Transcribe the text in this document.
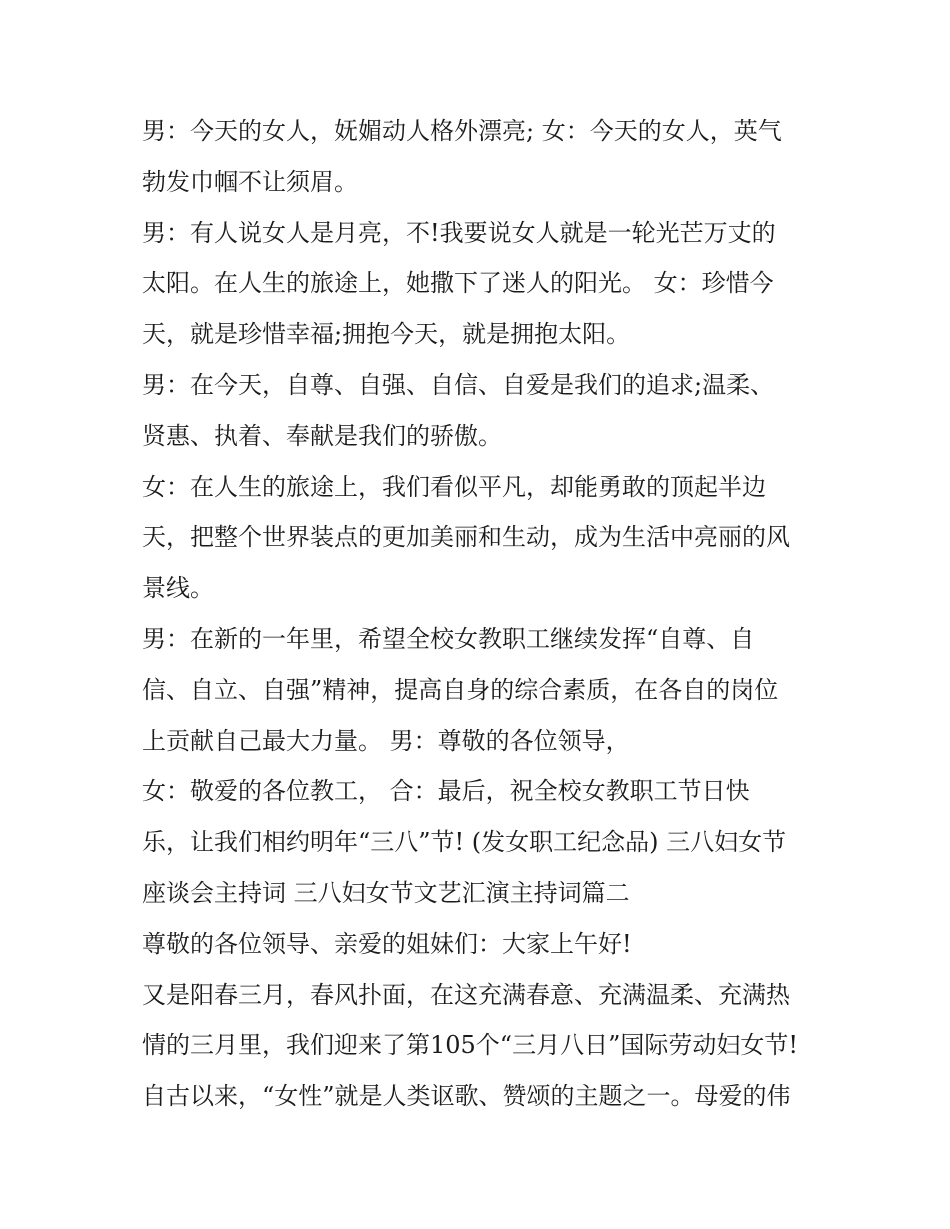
男：今天的女人，妩媚动人格外漂亮; 女：今天的女人，英气
勃发巾帼不让须眉。
男：有人说女人是月亮，不!我要说女人就是一轮光芒万丈的
太阳。在人生的旅途上，她撒下了迷人的阳光。 女：珍惜今
天，就是珍惜幸福;拥抱今天，就是拥抱太阳。
男：在今天，自尊、自强、自信、自爱是我们的追求;温柔、
贤惠、执着、奉献是我们的骄傲。
女：在人生的旅途上，我们看似平凡，却能勇敢的顶起半边
天，把整个世界装点的更加美丽和生动，成为生活中亮丽的风
景线。
男：在新的一年里，希望全校女教职工继续发挥“自尊、自
信、自立、自强”精神，提高自身的综合素质，在各自的岗位
上贡献自己最大力量。 男：尊敬的各位领导，
女：敬爱的各位教工， 合：最后，祝全校女教职工节日快
乐，让我们相约明年“三八”节! (发女职工纪念品) 三八妇女节
座谈会主持词 三八妇女节文艺汇演主持词篇二
尊敬的各位领导、亲爱的姐妹们：大家上午好!
又是阳春三月，春风扑面，在这充满春意、充满温柔、充满热
情的三月里，我们迎来了第105个“三月八日”国际劳动妇女节!
自古以来，“女性”就是人类讴歌、赞颂的主题之一。母爱的伟
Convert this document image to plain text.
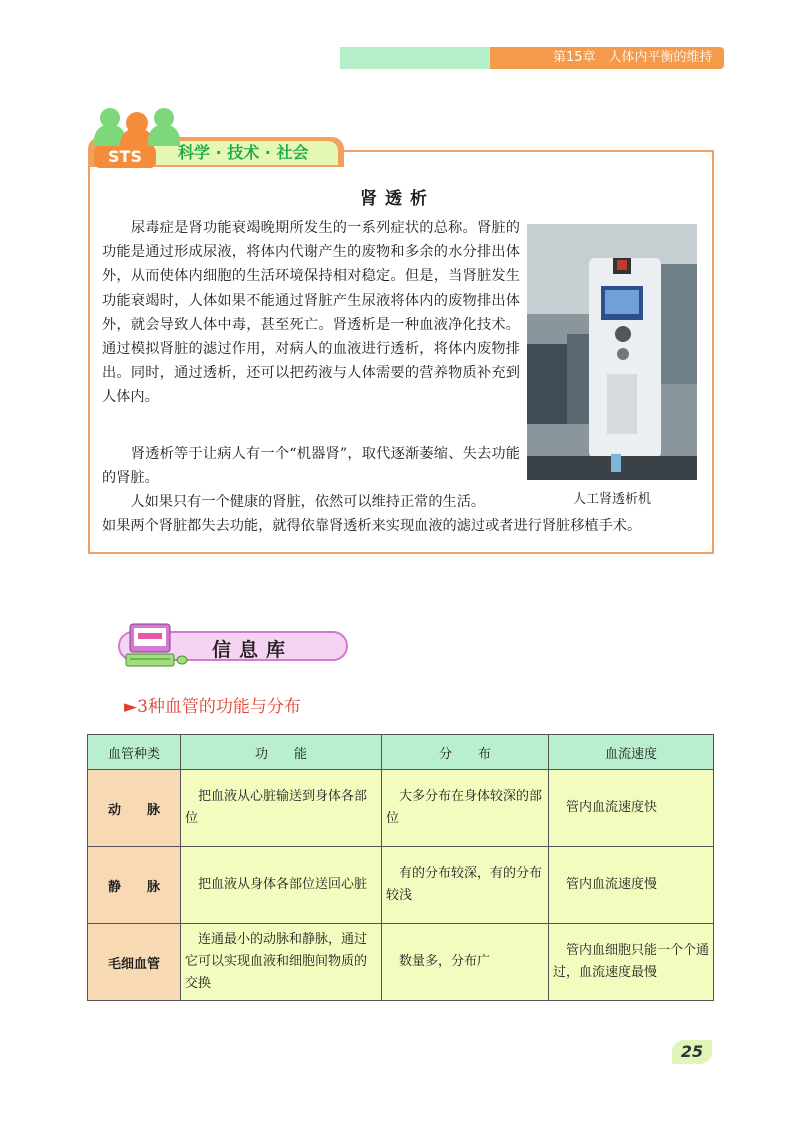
第15章　人体内平衡的维持
STS	科学 · 技术 · 社会
肾透析

　　尿毒症是肾功能衰竭晚期所发生的一系列症状的总称。肾脏的功能是通过形成尿液，将体内代谢产生的废物和多余的水分排出体外，从而使体内细胞的生活环境保持相对稳定。但是，当肾脏发生功能衰竭时，人体如果不能通过肾脏产生尿液将体内的废物排出体外，就会导致人体中毒，甚至死亡。肾透析是一种血液净化技术。通过模拟肾脏的滤过作用，对病人的血液进行透析，将体内废物排出。同时，通过透析，还可以把药液与人体需要的营养物质补充到人体内。

　　肾透析等于让病人有一个“机器肾”，取代逐渐萎缩、失去功能的肾脏。

　　人如果只有一个健康的肾脏，依然可以维持正常的生活。

如果两个肾脏都失去功能，就得依靠肾透析来实现血液的滤过或者进行肾脏移植手术。

人工肾透析机
信息库
►3种血管的功能与分布
血管种类	功　　能	分　　布	血流速度
动　　脉	　把血液从心脏输送到身体各部位	　大多分布在身体较深的部位	　管内血流速度快
静　　脉	　把血液从身体各部位送回心脏	　有的分布较深，有的分布较浅	　管内血流速度慢
毛细血管	　连通最小的动脉和静脉，通过它可以实现血液和细胞间物质的交换	　数量多，分布广	　管内血细胞只能一个个通过，血流速度最慢
25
───
Transcribe all of the entries word for word, but skip any pictures they contain.

Transcribe the text in this document.
男：今天的女人，妩媚动人格外漂亮; 女：今天的女人，英气
勃发巾帼不让须眉。
男：有人说女人是月亮，不!我要说女人就是一轮光芒万丈的
太阳。在人生的旅途上，她撒下了迷人的阳光。 女：珍惜今
天，就是珍惜幸福;拥抱今天，就是拥抱太阳。
男：在今天，自尊、自强、自信、自爱是我们的追求;温柔、
贤惠、执着、奉献是我们的骄傲。
女：在人生的旅途上，我们看似平凡，却能勇敢的顶起半边
天，把整个世界装点的更加美丽和生动，成为生活中亮丽的风
景线。
男：在新的一年里，希望全校女教职工继续发挥“自尊、自
信、自立、自强”精神，提高自身的综合素质，在各自的岗位
上贡献自己最大力量。 男：尊敬的各位领导，
女：敬爱的各位教工， 合：最后，祝全校女教职工节日快
乐，让我们相约明年“三八”节! (发女职工纪念品) 三八妇女节
座谈会主持词 三八妇女节文艺汇演主持词篇二
尊敬的各位领导、亲爱的姐妹们：大家上午好!
又是阳春三月，春风扑面，在这充满春意、充满温柔、充满热
情的三月里，我们迎来了第105个“三月八日”国际劳动妇女节!
自古以来，“女性”就是人类讴歌、赞颂的主题之一。母爱的伟
Convert this document image to plain text.
第15章　人体内平衡的维持
STS	科学 · 技术 · 社会
肾透析

　　尿毒症是肾功能衰竭晚期所发生的一系列症状的总称。肾脏的功能是通过形成尿液，将体内代谢产生的废物和多余的水分排出体外，从而使体内细胞的生活环境保持相对稳定。但是，当肾脏发生功能衰竭时，人体如果不能通过肾脏产生尿液将体内的废物排出体外，就会导致人体中毒，甚至死亡。肾透析是一种血液净化技术。通过模拟肾脏的滤过作用，对病人的血液进行透析，将体内废物排出。同时，通过透析，还可以把药液与人体需要的营养物质补充到人体内。

　　肾透析等于让病人有一个“机器肾”，取代逐渐萎缩、失去功能的肾脏。

　　人如果只有一个健康的肾脏，依然可以维持正常的生活。

如果两个肾脏都失去功能，就得依靠肾透析来实现血液的滤过或者进行肾脏移植手术。

人工肾透析机
信息库
►3种血管的功能与分布
血管种类	功　　能	分　　布	血流速度
动　　脉	　把血液从心脏输送到身体各部位	　大多分布在身体较深的部位	　管内血流速度快
静　　脉	　把血液从身体各部位送回心脏	　有的分布较深，有的分布较浅	　管内血流速度慢
毛细血管	　连通最小的动脉和静脉，通过它可以实现血液和细胞间物质的交换	　数量多，分布广	　管内血细胞只能一个个通过，血流速度最慢
25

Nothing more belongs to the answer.